■ Brief ■
Below is some material; transcribe all of it exactly.

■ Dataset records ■
====

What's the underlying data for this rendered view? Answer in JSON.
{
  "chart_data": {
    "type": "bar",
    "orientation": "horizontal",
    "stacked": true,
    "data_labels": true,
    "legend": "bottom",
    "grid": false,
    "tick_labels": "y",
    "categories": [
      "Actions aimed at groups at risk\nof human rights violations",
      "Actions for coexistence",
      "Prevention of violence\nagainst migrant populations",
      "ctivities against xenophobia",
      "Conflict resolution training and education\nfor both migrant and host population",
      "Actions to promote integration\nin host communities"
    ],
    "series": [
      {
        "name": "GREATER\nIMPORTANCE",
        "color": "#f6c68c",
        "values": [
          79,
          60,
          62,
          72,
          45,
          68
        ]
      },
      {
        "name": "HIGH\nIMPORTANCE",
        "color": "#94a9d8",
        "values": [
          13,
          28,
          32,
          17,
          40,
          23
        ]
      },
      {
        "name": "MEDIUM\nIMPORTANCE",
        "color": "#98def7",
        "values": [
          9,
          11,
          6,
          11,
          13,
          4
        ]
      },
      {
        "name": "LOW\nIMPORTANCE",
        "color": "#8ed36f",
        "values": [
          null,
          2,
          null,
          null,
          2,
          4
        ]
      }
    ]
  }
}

====

■ Written solution ■
What's the underlying data for this rendered view? Answer in JSON.
{
  "chart_data": {
    "type": "bar",
    "orientation": "horizontal",
    "stacked": true,
    "data_labels": true,
    "legend": "bottom",
    "grid": false,
    "tick_labels": "y",
    "categories": [
      "Actions aimed at groups at risk\nof human rights violations",
      "Actions for coexistence",
      "Prevention of violence\nagainst migrant populations",
      "ctivities against xenophobia",
      "Conflict resolution training and education\nfor both migrant and host population",
      "Actions to promote integration\nin host communities"
    ],
    "series": [
      {
        "name": "GREATER\nIMPORTANCE",
        "color": "#f6c68c",
        "values": [
          79,
          60,
          62,
          72,
          45,
          68
        ]
      },
      {
        "name": "HIGH\nIMPORTANCE",
        "color": "#94a9d8",
        "values": [
          13,
          28,
          32,
          17,
          40,
          23
        ]
      },
      {
        "name": "MEDIUM\nIMPORTANCE",
        "color": "#98def7",
        "values": [
          9,
          11,
          6,
          11,
          13,
          4
        ]
      },
      {
        "name": "LOW\nIMPORTANCE",
        "color": "#8ed36f",
        "values": [
          null,
          2,
          null,
          null,
          2,
          4
        ]
      }
    ]
  }
}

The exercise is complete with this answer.